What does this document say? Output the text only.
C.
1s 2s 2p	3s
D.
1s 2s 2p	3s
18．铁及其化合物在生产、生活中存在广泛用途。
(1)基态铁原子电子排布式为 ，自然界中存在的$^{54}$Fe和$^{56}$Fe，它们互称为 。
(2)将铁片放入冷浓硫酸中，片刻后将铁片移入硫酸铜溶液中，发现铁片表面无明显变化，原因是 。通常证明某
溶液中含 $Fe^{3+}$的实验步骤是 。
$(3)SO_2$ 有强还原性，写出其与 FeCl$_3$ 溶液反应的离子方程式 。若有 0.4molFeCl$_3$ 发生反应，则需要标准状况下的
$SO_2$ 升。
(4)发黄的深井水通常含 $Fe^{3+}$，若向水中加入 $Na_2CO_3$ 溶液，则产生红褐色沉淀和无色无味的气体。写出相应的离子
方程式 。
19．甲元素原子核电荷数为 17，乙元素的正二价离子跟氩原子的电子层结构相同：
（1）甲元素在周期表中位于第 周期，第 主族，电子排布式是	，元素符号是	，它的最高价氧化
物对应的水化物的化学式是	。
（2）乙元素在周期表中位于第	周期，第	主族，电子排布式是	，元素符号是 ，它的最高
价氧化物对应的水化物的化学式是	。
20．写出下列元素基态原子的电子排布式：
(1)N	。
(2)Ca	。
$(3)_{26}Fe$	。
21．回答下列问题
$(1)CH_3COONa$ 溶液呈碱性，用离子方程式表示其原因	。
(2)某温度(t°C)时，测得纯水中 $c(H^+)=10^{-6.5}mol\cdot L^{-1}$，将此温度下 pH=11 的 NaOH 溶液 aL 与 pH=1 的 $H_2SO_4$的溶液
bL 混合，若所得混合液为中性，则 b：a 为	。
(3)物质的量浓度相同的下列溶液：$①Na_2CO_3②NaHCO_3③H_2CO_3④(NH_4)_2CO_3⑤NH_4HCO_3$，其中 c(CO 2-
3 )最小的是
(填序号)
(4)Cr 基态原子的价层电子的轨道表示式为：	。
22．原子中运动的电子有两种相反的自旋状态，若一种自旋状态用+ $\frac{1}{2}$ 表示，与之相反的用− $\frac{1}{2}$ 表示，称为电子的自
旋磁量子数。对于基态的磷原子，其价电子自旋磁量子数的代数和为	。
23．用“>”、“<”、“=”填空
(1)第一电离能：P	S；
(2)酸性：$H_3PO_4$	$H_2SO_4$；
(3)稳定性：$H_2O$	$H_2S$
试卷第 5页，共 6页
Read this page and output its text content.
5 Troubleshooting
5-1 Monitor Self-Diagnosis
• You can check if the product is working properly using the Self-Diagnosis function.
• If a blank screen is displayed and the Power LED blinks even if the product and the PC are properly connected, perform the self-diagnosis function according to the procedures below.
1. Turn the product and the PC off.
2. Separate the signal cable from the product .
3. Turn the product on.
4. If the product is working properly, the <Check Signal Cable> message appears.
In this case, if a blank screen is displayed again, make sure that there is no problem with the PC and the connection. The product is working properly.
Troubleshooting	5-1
#####
Please restate the data word for word, every record included.

What does this document say? Output the text only.
C.
1s 2s 2p	3s
D.
1s 2s 2p	3s
18．铁及其化合物在生产、生活中存在广泛用途。
(1)基态铁原子电子排布式为 ，自然界中存在的$^{54}$Fe和$^{56}$Fe，它们互称为 。
(2)将铁片放入冷浓硫酸中，片刻后将铁片移入硫酸铜溶液中，发现铁片表面无明显变化，原因是 。通常证明某
溶液中含 $Fe^{3+}$的实验步骤是 。
$(3)SO_2$ 有强还原性，写出其与 FeCl$_3$ 溶液反应的离子方程式 。若有 0.4molFeCl$_3$ 发生反应，则需要标准状况下的
$SO_2$ 升。
(4)发黄的深井水通常含 $Fe^{3+}$，若向水中加入 $Na_2CO_3$ 溶液，则产生红褐色沉淀和无色无味的气体。写出相应的离子
方程式 。
19．甲元素原子核电荷数为 17，乙元素的正二价离子跟氩原子的电子层结构相同：
（1）甲元素在周期表中位于第 周期，第 主族，电子排布式是	，元素符号是	，它的最高价氧化
物对应的水化物的化学式是	。
（2）乙元素在周期表中位于第	周期，第	主族，电子排布式是	，元素符号是 ，它的最高
价氧化物对应的水化物的化学式是	。
20．写出下列元素基态原子的电子排布式：
(1)N	。
(2)Ca	。
$(3)_{26}Fe$	。
21．回答下列问题
$(1)CH_3COONa$ 溶液呈碱性，用离子方程式表示其原因	。
(2)某温度(t°C)时，测得纯水中 $c(H^+)=10^{-6.5}mol\cdot L^{-1}$，将此温度下 pH=11 的 NaOH 溶液 aL 与 pH=1 的 $H_2SO_4$的溶液
bL 混合，若所得混合液为中性，则 b：a 为	。
(3)物质的量浓度相同的下列溶液：$①Na_2CO_3②NaHCO_3③H_2CO_3④(NH_4)_2CO_3⑤NH_4HCO_3$，其中 c(CO 2-
3 )最小的是
(填序号)
(4)Cr 基态原子的价层电子的轨道表示式为：	。
22．原子中运动的电子有两种相反的自旋状态，若一种自旋状态用+ $\frac{1}{2}$ 表示，与之相反的用− $\frac{1}{2}$ 表示，称为电子的自
旋磁量子数。对于基态的磷原子，其价电子自旋磁量子数的代数和为	。
23．用“>”、“<”、“=”填空
(1)第一电离能：P	S；
(2)酸性：$H_3PO_4$	$H_2SO_4$；
(3)稳定性：$H_2O$	$H_2S$
试卷第 5页，共 6页
Read this page and output its text content.
5 Troubleshooting
5-1 Monitor Self-Diagnosis
• You can check if the product is working properly using the Self-Diagnosis function.
• If a blank screen is displayed and the Power LED blinks even if the product and the PC are properly connected, perform the self-diagnosis function according to the procedures below.
1. Turn the product and the PC off.
2. Separate the signal cable from the product .
3. Turn the product on.
4. If the product is working properly, the <Check Signal Cable> message appears.
In this case, if a blank screen is displayed again, make sure that there is no problem with the PC and the connection. The product is working properly.
Troubleshooting	5-1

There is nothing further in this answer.